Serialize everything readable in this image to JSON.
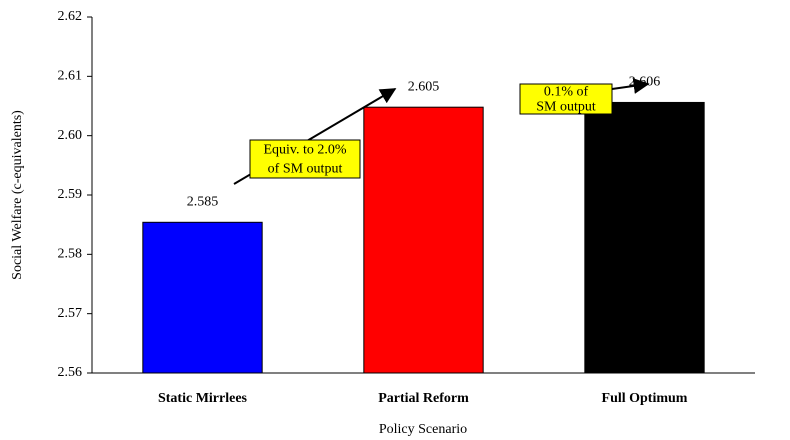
{
  "chart_data": {
    "type": "bar",
    "categories": [
      "Static Mirrlees",
      "Partial Reform",
      "Full Optimum"
    ],
    "series": [
      {
        "name": "Social Welfare",
        "colors": [
          "#0000ff",
          "#ff0000",
          "#000000"
        ],
        "values": [
          2.5854,
          2.6048,
          2.6056
        ],
        "value_labels": [
          "2.585",
          "2.605",
          "2.606"
        ]
      }
    ],
    "ylim": [
      2.56,
      2.62
    ],
    "yticks": [
      2.56,
      2.57,
      2.58,
      2.59,
      {
        "value": 2.6,
        "label": "2.60"
      },
      2.61,
      2.62
    ],
    "y_label": "Social Welfare (c-equivalents)",
    "x_label": "Policy Scenario",
    "annotations": [
      {
        "lines": [
          "Equiv. to 2.0%",
          "of SM output"
        ]
      },
      {
        "lines": [
          "0.1% of",
          "SM output"
        ]
      }
    ]
  }
}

------------------------------------------------

### Written request
Count how many lines in the data contain the word "Social", giving the number without comment.

### Completed task
2